- Request -
Return the listing below exactly, with the pictures dropped.

- Listing -
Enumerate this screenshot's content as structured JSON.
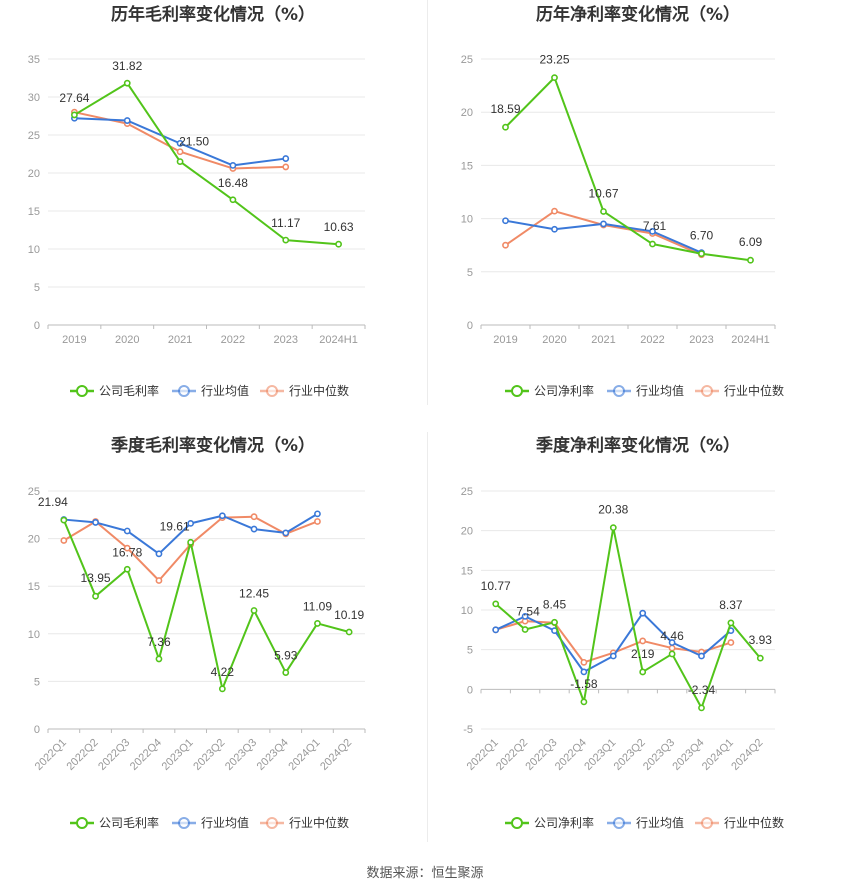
{
  "source_label": "数据来源：恒生聚源",
  "colors": {
    "company": "#52c41a",
    "avg": "#3a78d8",
    "median": "#f08a66",
    "grid": "#e8e8e8",
    "axis": "#999999"
  },
  "chart_data": [
    {
      "type": "line",
      "title": "历年毛利率变化情况（%）",
      "categories": [
        "2019",
        "2020",
        "2021",
        "2022",
        "2023",
        "2024H1"
      ],
      "ylim": [
        0,
        35
      ],
      "yticks": [
        0,
        5,
        10,
        15,
        20,
        25,
        30,
        35
      ],
      "grid": true,
      "legend": "bottom",
      "series": [
        {
          "name": "公司毛利率",
          "key": "company",
          "values": [
            27.64,
            31.82,
            21.5,
            16.48,
            11.17,
            10.63
          ],
          "labels": [
            "27.64",
            "31.82",
            "21.50",
            "16.48",
            "11.17",
            "10.63"
          ]
        },
        {
          "name": "行业均值",
          "key": "avg",
          "values": [
            27.2,
            26.9,
            23.9,
            21.0,
            21.9,
            null
          ]
        },
        {
          "name": "行业中位数",
          "key": "median",
          "values": [
            28.0,
            26.5,
            22.8,
            20.6,
            20.8,
            null
          ]
        }
      ]
    },
    {
      "type": "line",
      "title": "历年净利率变化情况（%）",
      "categories": [
        "2019",
        "2020",
        "2021",
        "2022",
        "2023",
        "2024H1"
      ],
      "ylim": [
        0,
        25
      ],
      "yticks": [
        0,
        5,
        10,
        15,
        20,
        25
      ],
      "grid": true,
      "legend": "bottom",
      "series": [
        {
          "name": "公司净利率",
          "key": "company",
          "values": [
            18.59,
            23.25,
            10.67,
            7.61,
            6.7,
            6.09
          ],
          "labels": [
            "18.59",
            "23.25",
            "10.67",
            "7.61",
            "6.70",
            "6.09"
          ]
        },
        {
          "name": "行业均值",
          "key": "avg",
          "values": [
            9.8,
            9.0,
            9.5,
            8.8,
            6.8,
            null
          ]
        },
        {
          "name": "行业中位数",
          "key": "median",
          "values": [
            7.5,
            10.7,
            9.4,
            8.6,
            6.6,
            null
          ]
        }
      ]
    },
    {
      "type": "line",
      "title": "季度毛利率变化情况（%）",
      "categories": [
        "2022Q1",
        "2022Q2",
        "2022Q3",
        "2022Q4",
        "2023Q1",
        "2023Q2",
        "2023Q3",
        "2023Q4",
        "2024Q1",
        "2024Q2"
      ],
      "ylim": [
        0,
        25
      ],
      "yticks": [
        0,
        5,
        10,
        15,
        20,
        25
      ],
      "grid": true,
      "legend": "bottom",
      "series": [
        {
          "name": "公司毛利率",
          "key": "company",
          "values": [
            21.94,
            13.95,
            16.78,
            7.36,
            19.61,
            4.22,
            12.45,
            5.93,
            11.09,
            10.19
          ],
          "labels": [
            "21.94",
            "13.95",
            "16.78",
            "7.36",
            "19.61",
            "4.22",
            "12.45",
            "5.93",
            "11.09",
            "10.19"
          ]
        },
        {
          "name": "行业均值",
          "key": "avg",
          "values": [
            22.0,
            21.7,
            20.8,
            18.4,
            21.6,
            22.4,
            21.0,
            20.6,
            22.6,
            null
          ]
        },
        {
          "name": "行业中位数",
          "key": "median",
          "values": [
            19.8,
            21.8,
            19.0,
            15.6,
            19.4,
            22.2,
            22.3,
            20.5,
            21.8,
            null
          ]
        }
      ]
    },
    {
      "type": "line",
      "title": "季度净利率变化情况（%）",
      "categories": [
        "2022Q1",
        "2022Q2",
        "2022Q3",
        "2022Q4",
        "2023Q1",
        "2023Q2",
        "2023Q3",
        "2023Q4",
        "2024Q1",
        "2024Q2"
      ],
      "ylim": [
        -5,
        25
      ],
      "yticks": [
        -5,
        0,
        5,
        10,
        15,
        20,
        25
      ],
      "grid": true,
      "legend": "bottom",
      "series": [
        {
          "name": "公司净利率",
          "key": "company",
          "values": [
            10.77,
            7.54,
            8.45,
            -1.58,
            20.38,
            2.19,
            4.46,
            -2.34,
            8.37,
            3.93
          ],
          "labels": [
            "10.77",
            "7.54",
            "8.45",
            "-1.58",
            "20.38",
            "2.19",
            "4.46",
            "-2.34",
            "8.37",
            "3.93"
          ]
        },
        {
          "name": "行业均值",
          "key": "avg",
          "values": [
            7.5,
            9.2,
            7.4,
            2.2,
            4.2,
            9.6,
            5.9,
            4.2,
            7.4,
            null
          ]
        },
        {
          "name": "行业中位数",
          "key": "median",
          "values": [
            7.5,
            8.6,
            8.4,
            3.4,
            4.6,
            6.1,
            5.2,
            4.7,
            5.9,
            null
          ]
        }
      ]
    }
  ]
}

- Written response -
Enumerate this screenshot's content as structured JSON.
{
  "source_label": "数据来源：恒生聚源",
  "colors": {
    "company": "#52c41a",
    "avg": "#3a78d8",
    "median": "#f08a66",
    "grid": "#e8e8e8",
    "axis": "#999999"
  },
  "chart_data": [
    {
      "type": "line",
      "title": "历年毛利率变化情况（%）",
      "categories": [
        "2019",
        "2020",
        "2021",
        "2022",
        "2023",
        "2024H1"
      ],
      "ylim": [
        0,
        35
      ],
      "yticks": [
        0,
        5,
        10,
        15,
        20,
        25,
        30,
        35
      ],
      "grid": true,
      "legend": "bottom",
      "series": [
        {
          "name": "公司毛利率",
          "key": "company",
          "values": [
            27.64,
            31.82,
            21.5,
            16.48,
            11.17,
            10.63
          ],
          "labels": [
            "27.64",
            "31.82",
            "21.50",
            "16.48",
            "11.17",
            "10.63"
          ]
        },
        {
          "name": "行业均值",
          "key": "avg",
          "values": [
            27.2,
            26.9,
            23.9,
            21.0,
            21.9,
            null
          ]
        },
        {
          "name": "行业中位数",
          "key": "median",
          "values": [
            28.0,
            26.5,
            22.8,
            20.6,
            20.8,
            null
          ]
        }
      ]
    },
    {
      "type": "line",
      "title": "历年净利率变化情况（%）",
      "categories": [
        "2019",
        "2020",
        "2021",
        "2022",
        "2023",
        "2024H1"
      ],
      "ylim": [
        0,
        25
      ],
      "yticks": [
        0,
        5,
        10,
        15,
        20,
        25
      ],
      "grid": true,
      "legend": "bottom",
      "series": [
        {
          "name": "公司净利率",
          "key": "company",
          "values": [
            18.59,
            23.25,
            10.67,
            7.61,
            6.7,
            6.09
          ],
          "labels": [
            "18.59",
            "23.25",
            "10.67",
            "7.61",
            "6.70",
            "6.09"
          ]
        },
        {
          "name": "行业均值",
          "key": "avg",
          "values": [
            9.8,
            9.0,
            9.5,
            8.8,
            6.8,
            null
          ]
        },
        {
          "name": "行业中位数",
          "key": "median",
          "values": [
            7.5,
            10.7,
            9.4,
            8.6,
            6.6,
            null
          ]
        }
      ]
    },
    {
      "type": "line",
      "title": "季度毛利率变化情况（%）",
      "categories": [
        "2022Q1",
        "2022Q2",
        "2022Q3",
        "2022Q4",
        "2023Q1",
        "2023Q2",
        "2023Q3",
        "2023Q4",
        "2024Q1",
        "2024Q2"
      ],
      "ylim": [
        0,
        25
      ],
      "yticks": [
        0,
        5,
        10,
        15,
        20,
        25
      ],
      "grid": true,
      "legend": "bottom",
      "series": [
        {
          "name": "公司毛利率",
          "key": "company",
          "values": [
            21.94,
            13.95,
            16.78,
            7.36,
            19.61,
            4.22,
            12.45,
            5.93,
            11.09,
            10.19
          ],
          "labels": [
            "21.94",
            "13.95",
            "16.78",
            "7.36",
            "19.61",
            "4.22",
            "12.45",
            "5.93",
            "11.09",
            "10.19"
          ]
        },
        {
          "name": "行业均值",
          "key": "avg",
          "values": [
            22.0,
            21.7,
            20.8,
            18.4,
            21.6,
            22.4,
            21.0,
            20.6,
            22.6,
            null
          ]
        },
        {
          "name": "行业中位数",
          "key": "median",
          "values": [
            19.8,
            21.8,
            19.0,
            15.6,
            19.4,
            22.2,
            22.3,
            20.5,
            21.8,
            null
          ]
        }
      ]
    },
    {
      "type": "line",
      "title": "季度净利率变化情况（%）",
      "categories": [
        "2022Q1",
        "2022Q2",
        "2022Q3",
        "2022Q4",
        "2023Q1",
        "2023Q2",
        "2023Q3",
        "2023Q4",
        "2024Q1",
        "2024Q2"
      ],
      "ylim": [
        -5,
        25
      ],
      "yticks": [
        -5,
        0,
        5,
        10,
        15,
        20,
        25
      ],
      "grid": true,
      "legend": "bottom",
      "series": [
        {
          "name": "公司净利率",
          "key": "company",
          "values": [
            10.77,
            7.54,
            8.45,
            -1.58,
            20.38,
            2.19,
            4.46,
            -2.34,
            8.37,
            3.93
          ],
          "labels": [
            "10.77",
            "7.54",
            "8.45",
            "-1.58",
            "20.38",
            "2.19",
            "4.46",
            "-2.34",
            "8.37",
            "3.93"
          ]
        },
        {
          "name": "行业均值",
          "key": "avg",
          "values": [
            7.5,
            9.2,
            7.4,
            2.2,
            4.2,
            9.6,
            5.9,
            4.2,
            7.4,
            null
          ]
        },
        {
          "name": "行业中位数",
          "key": "median",
          "values": [
            7.5,
            8.6,
            8.4,
            3.4,
            4.6,
            6.1,
            5.2,
            4.7,
            5.9,
            null
          ]
        }
      ]
    }
  ]
}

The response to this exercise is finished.